TO DO
Below are some records; repeat them all exactly, minus the pictures.

ENTRIES SHOWN
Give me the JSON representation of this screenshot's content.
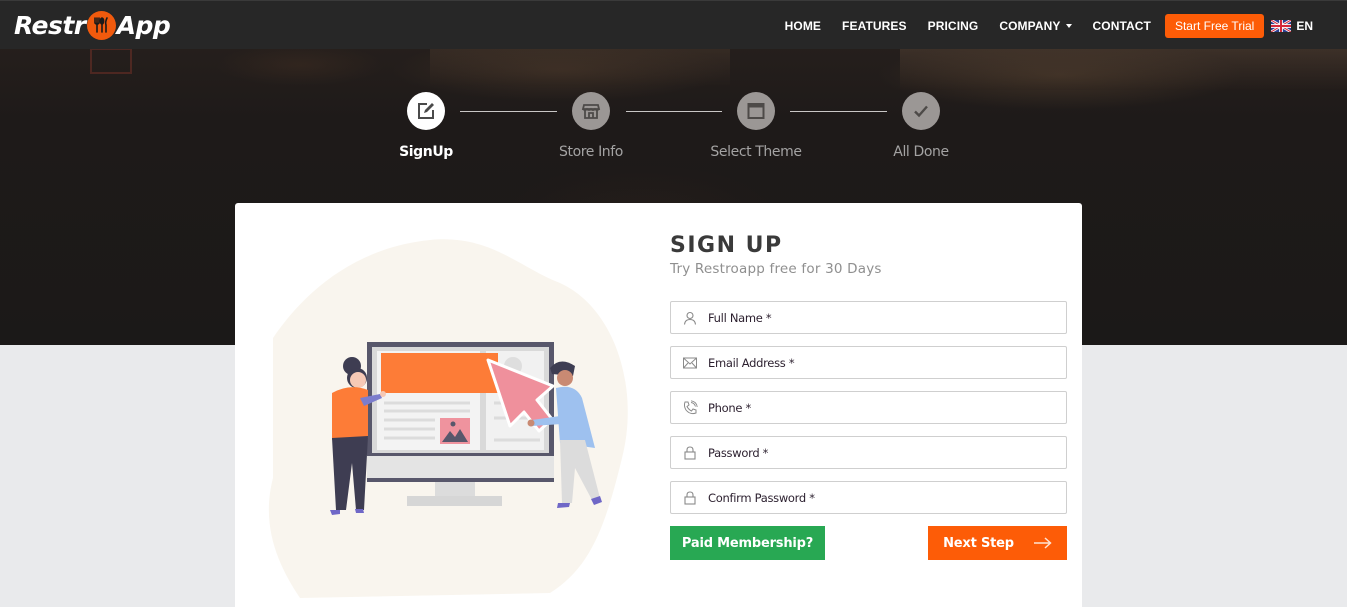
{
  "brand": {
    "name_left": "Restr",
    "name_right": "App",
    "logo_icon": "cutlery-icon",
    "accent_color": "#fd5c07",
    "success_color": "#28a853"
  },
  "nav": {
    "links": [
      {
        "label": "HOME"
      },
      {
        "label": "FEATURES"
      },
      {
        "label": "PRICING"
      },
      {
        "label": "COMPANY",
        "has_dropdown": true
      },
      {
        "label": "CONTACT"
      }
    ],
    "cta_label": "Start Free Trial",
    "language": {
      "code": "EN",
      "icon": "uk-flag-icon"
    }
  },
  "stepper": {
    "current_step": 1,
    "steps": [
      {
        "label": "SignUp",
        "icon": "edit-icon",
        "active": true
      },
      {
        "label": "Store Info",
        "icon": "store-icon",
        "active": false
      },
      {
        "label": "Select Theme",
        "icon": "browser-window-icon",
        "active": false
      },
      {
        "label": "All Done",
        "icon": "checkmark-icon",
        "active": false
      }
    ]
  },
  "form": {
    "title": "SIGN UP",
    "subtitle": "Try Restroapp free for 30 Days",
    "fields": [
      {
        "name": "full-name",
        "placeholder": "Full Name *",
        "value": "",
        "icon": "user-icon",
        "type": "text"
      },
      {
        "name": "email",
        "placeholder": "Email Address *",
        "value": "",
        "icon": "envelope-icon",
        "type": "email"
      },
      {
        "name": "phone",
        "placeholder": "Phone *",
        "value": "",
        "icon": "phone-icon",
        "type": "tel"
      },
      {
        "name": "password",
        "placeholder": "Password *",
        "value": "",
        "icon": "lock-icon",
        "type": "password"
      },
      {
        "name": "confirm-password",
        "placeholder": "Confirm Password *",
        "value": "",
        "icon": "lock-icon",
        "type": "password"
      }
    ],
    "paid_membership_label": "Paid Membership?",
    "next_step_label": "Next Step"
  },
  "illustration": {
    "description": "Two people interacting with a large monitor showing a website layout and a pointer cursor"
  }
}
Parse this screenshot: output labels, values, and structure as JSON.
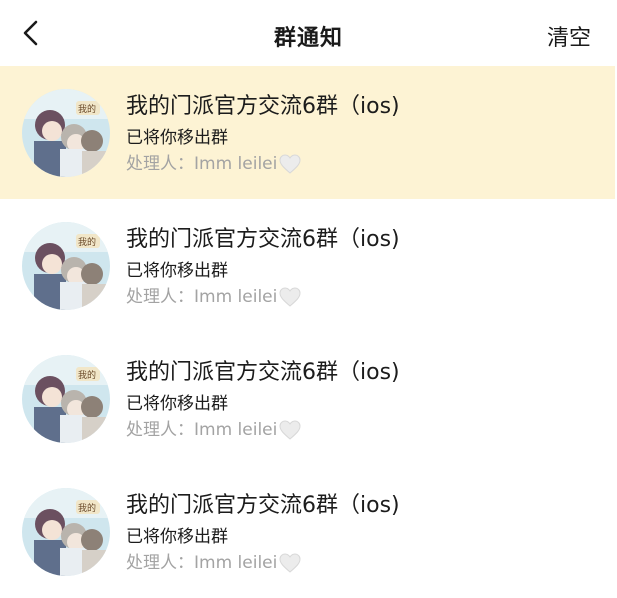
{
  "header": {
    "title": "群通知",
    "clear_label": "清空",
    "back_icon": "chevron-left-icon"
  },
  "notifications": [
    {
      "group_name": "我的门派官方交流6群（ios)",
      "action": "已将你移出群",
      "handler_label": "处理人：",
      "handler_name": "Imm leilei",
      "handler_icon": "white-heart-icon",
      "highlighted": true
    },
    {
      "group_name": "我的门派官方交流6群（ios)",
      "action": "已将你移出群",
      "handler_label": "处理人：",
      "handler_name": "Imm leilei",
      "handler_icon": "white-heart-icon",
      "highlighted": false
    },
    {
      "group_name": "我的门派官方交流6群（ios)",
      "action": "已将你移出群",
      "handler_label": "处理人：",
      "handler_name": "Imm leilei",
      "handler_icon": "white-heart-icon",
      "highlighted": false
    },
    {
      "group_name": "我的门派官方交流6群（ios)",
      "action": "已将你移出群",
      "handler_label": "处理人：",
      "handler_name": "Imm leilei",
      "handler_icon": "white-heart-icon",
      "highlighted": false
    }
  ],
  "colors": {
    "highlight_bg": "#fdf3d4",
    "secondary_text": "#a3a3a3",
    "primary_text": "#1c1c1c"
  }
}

REPLY
Give me the JSON representation of this screenshot's content.
{
  "brand": {
    "name_left": "Restr",
    "name_right": "App",
    "logo_icon": "cutlery-icon",
    "accent_color": "#fd5c07",
    "success_color": "#28a853"
  },
  "nav": {
    "links": [
      {
        "label": "HOME"
      },
      {
        "label": "FEATURES"
      },
      {
        "label": "PRICING"
      },
      {
        "label": "COMPANY",
        "has_dropdown": true
      },
      {
        "label": "CONTACT"
      }
    ],
    "cta_label": "Start Free Trial",
    "language": {
      "code": "EN",
      "icon": "uk-flag-icon"
    }
  },
  "stepper": {
    "current_step": 1,
    "steps": [
      {
        "label": "SignUp",
        "icon": "edit-icon",
        "active": true
      },
      {
        "label": "Store Info",
        "icon": "store-icon",
        "active": false
      },
      {
        "label": "Select Theme",
        "icon": "browser-window-icon",
        "active": false
      },
      {
        "label": "All Done",
        "icon": "checkmark-icon",
        "active": false
      }
    ]
  },
  "form": {
    "title": "SIGN UP",
    "subtitle": "Try Restroapp free for 30 Days",
    "fields": [
      {
        "name": "full-name",
        "placeholder": "Full Name *",
        "value": "",
        "icon": "user-icon",
        "type": "text"
      },
      {
        "name": "email",
        "placeholder": "Email Address *",
        "value": "",
        "icon": "envelope-icon",
        "type": "email"
      },
      {
        "name": "phone",
        "placeholder": "Phone *",
        "value": "",
        "icon": "phone-icon",
        "type": "tel"
      },
      {
        "name": "password",
        "placeholder": "Password *",
        "value": "",
        "icon": "lock-icon",
        "type": "password"
      },
      {
        "name": "confirm-password",
        "placeholder": "Confirm Password *",
        "value": "",
        "icon": "lock-icon",
        "type": "password"
      }
    ],
    "paid_membership_label": "Paid Membership?",
    "next_step_label": "Next Step"
  },
  "illustration": {
    "description": "Two people interacting with a large monitor showing a website layout and a pointer cursor"
  }
}
Parse this screenshot: output labels, values, and structure as JSON.
{
  "header": {
    "title": "群通知",
    "clear_label": "清空",
    "back_icon": "chevron-left-icon"
  },
  "notifications": [
    {
      "group_name": "我的门派官方交流6群（ios)",
      "action": "已将你移出群",
      "handler_label": "处理人：",
      "handler_name": "Imm leilei",
      "handler_icon": "white-heart-icon",
      "highlighted": true
    },
    {
      "group_name": "我的门派官方交流6群（ios)",
      "action": "已将你移出群",
      "handler_label": "处理人：",
      "handler_name": "Imm leilei",
      "handler_icon": "white-heart-icon",
      "highlighted": false
    },
    {
      "group_name": "我的门派官方交流6群（ios)",
      "action": "已将你移出群",
      "handler_label": "处理人：",
      "handler_name": "Imm leilei",
      "handler_icon": "white-heart-icon",
      "highlighted": false
    },
    {
      "group_name": "我的门派官方交流6群（ios)",
      "action": "已将你移出群",
      "handler_label": "处理人：",
      "handler_name": "Imm leilei",
      "handler_icon": "white-heart-icon",
      "highlighted": false
    }
  ],
  "colors": {
    "highlight_bg": "#fdf3d4",
    "secondary_text": "#a3a3a3",
    "primary_text": "#1c1c1c"
  }
}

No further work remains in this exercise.